__What you will do__
Keep every line where the word "ragazzi" appears; drop the rest.

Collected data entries

^^^^^^^^^^^^^^^^

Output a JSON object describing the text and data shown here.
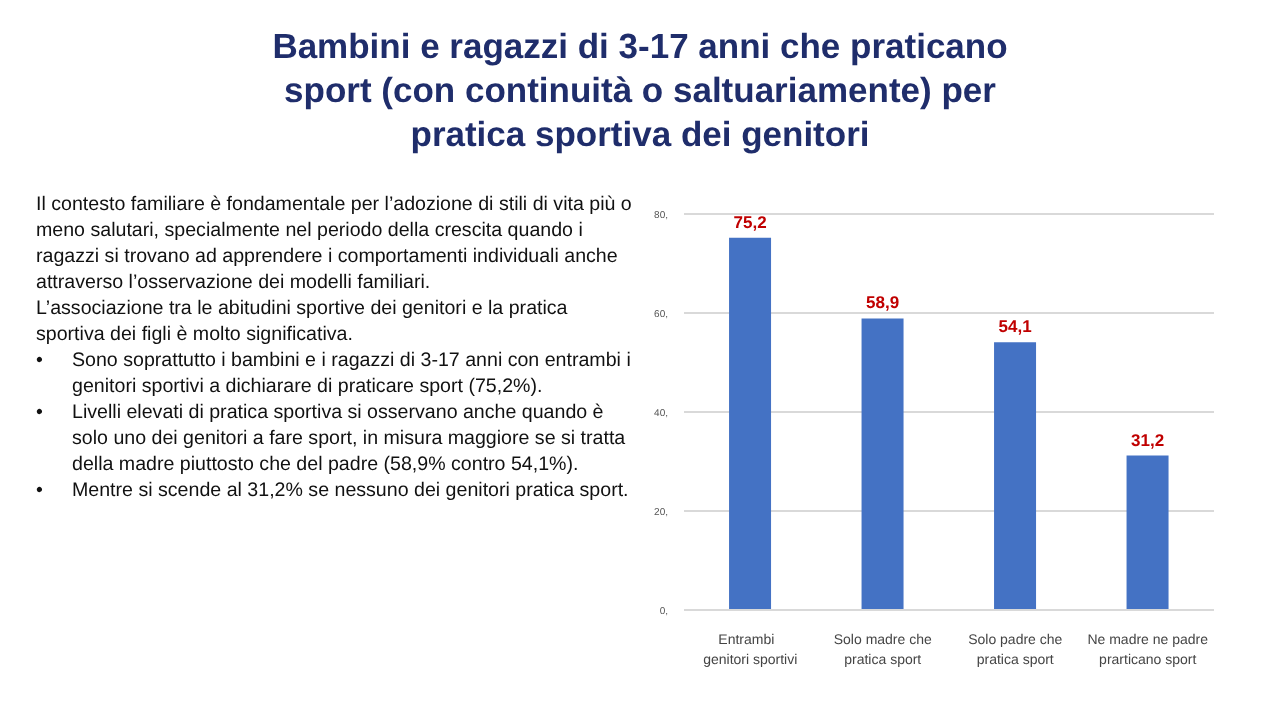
{
  "chart_data": {
    "type": "bar",
    "title": "Bambini e ragazzi di 3-17 anni che praticano sport (con continuità o saltuariamente) per pratica sportiva dei genitori",
    "annotations": [
      "Il contesto familiare è fondamentale per l’adozione di stili di vita più o meno salutari, specialmente nel periodo della crescita quando i ragazzi si trovano ad apprendere i comportamenti individuali anche attraverso l’osservazione dei modelli familiari.",
      "L’associazione tra le abitudini sportive dei genitori e la pratica sportiva dei figli è molto significativa.",
      "•\tSono soprattutto i bambini e i ragazzi di 3-17 anni con entrambi i genitori sportivi a dichiarare di praticare sport (75,2%).",
      "•\tLivelli elevati di pratica sportiva si osservano anche quando è solo uno dei genitori a fare sport, in misura maggiore se si tratta della madre piuttosto che del padre (58,9% contro 54,1%).",
      "•\tMentre si scende al 31,2% se nessuno dei genitori pratica sport."
    ],
    "categories": [
      "Entrambi   genitori sportivi",
      "Solo madre che pratica sport",
      "Solo padre che pratica sport",
      "Ne madre ne padre prarticano sport"
    ],
    "values": [
      75.2,
      58.9,
      54.1,
      31.2
    ],
    "value_labels": [
      "75,2",
      "58,9",
      "54,1",
      "31,2"
    ],
    "color": "#4472c4",
    "ylim": [
      0,
      80
    ],
    "yticks": [
      {
        "value": 0,
        "label": "0,"
      },
      {
        "value": 20,
        "label": "20,"
      },
      {
        "value": 40,
        "label": "40,"
      },
      {
        "value": 60,
        "label": "60,"
      },
      {
        "value": 80,
        "label": "80,"
      }
    ],
    "grid": "y"
  }
}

^^^^^^^^^^^^^^^^

__Result of this task__
    "title": "Bambini e ragazzi di 3-17 anni che praticano sport (con continuità o saltuariamente) per pratica sportiva dei genitori",
      "Il contesto familiare è fondamentale per l’adozione di stili di vita più o meno salutari, specialmente nel periodo della crescita quando i ragazzi si trovano ad apprendere i comportamenti individuali anche attraverso l’osservazione dei modelli familiari.",
      "•\tSono soprattutto i bambini e i ragazzi di 3-17 anni con entrambi i genitori sportivi a dichiarare di praticare sport (75,2%).",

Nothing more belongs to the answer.